Given request:
Quote the records that follow in full, leaving the pictures out.

### Dataset content

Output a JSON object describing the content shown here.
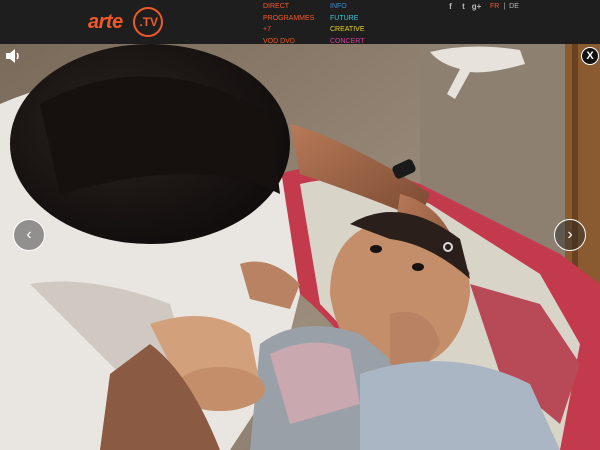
{
  "brand": {
    "word": "arte",
    "tv": ".TV",
    "color": "#f05a28"
  },
  "nav": {
    "left": [
      {
        "label": "DIRECT",
        "color": "#f05a28"
      },
      {
        "label": "PROGRAMMES",
        "color": "#f05a28"
      },
      {
        "label": "+7",
        "color": "#f05a28"
      },
      {
        "label": "VOD DVD",
        "color": "#f05a28"
      }
    ],
    "right": [
      {
        "label": "INFO",
        "color": "#3b8fd6"
      },
      {
        "label": "FUTURE",
        "color": "#3ec7d8"
      },
      {
        "label": "CREATIVE",
        "color": "#e8d21e"
      },
      {
        "label": "CONCERT",
        "color": "#d63da0"
      }
    ]
  },
  "social": {
    "icons": [
      "facebook-icon",
      "twitter-icon",
      "google-plus-icon"
    ],
    "glyphs": [
      "f",
      "t",
      "g+"
    ]
  },
  "languages": {
    "active": "FR",
    "separator": "|",
    "other": "DE",
    "active_color": "#f05a28"
  },
  "viewer": {
    "close_glyph": "X",
    "prev_glyph": "‹",
    "next_glyph": "›"
  }
}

######

Task output:
Output a JSON object describing the content shown here.
{
  "brand": {
    "word": "arte",
    "tv": ".TV",
    "color": "#f05a28"
  },
  "nav": {
    "left": [
      {
        "label": "DIRECT",
        "color": "#f05a28"
      },
      {
        "label": "PROGRAMMES",
        "color": "#f05a28"
      },
      {
        "label": "+7",
        "color": "#f05a28"
      },
      {
        "label": "VOD DVD",
        "color": "#f05a28"
      }
    ],
    "right": [
      {
        "label": "INFO",
        "color": "#3b8fd6"
      },
      {
        "label": "FUTURE",
        "color": "#3ec7d8"
      },
      {
        "label": "CREATIVE",
        "color": "#e8d21e"
      },
      {
        "label": "CONCERT",
        "color": "#d63da0"
      }
    ]
  },
  "social": {
    "icons": [
      "facebook-icon",
      "twitter-icon",
      "google-plus-icon"
    ],
    "glyphs": [
      "f",
      "t",
      "g+"
    ]
  },
  "languages": {
    "active": "FR",
    "separator": "|",
    "other": "DE",
    "active_color": "#f05a28"
  },
  "viewer": {
    "close_glyph": "X",
    "prev_glyph": "‹",
    "next_glyph": "›"
  }
}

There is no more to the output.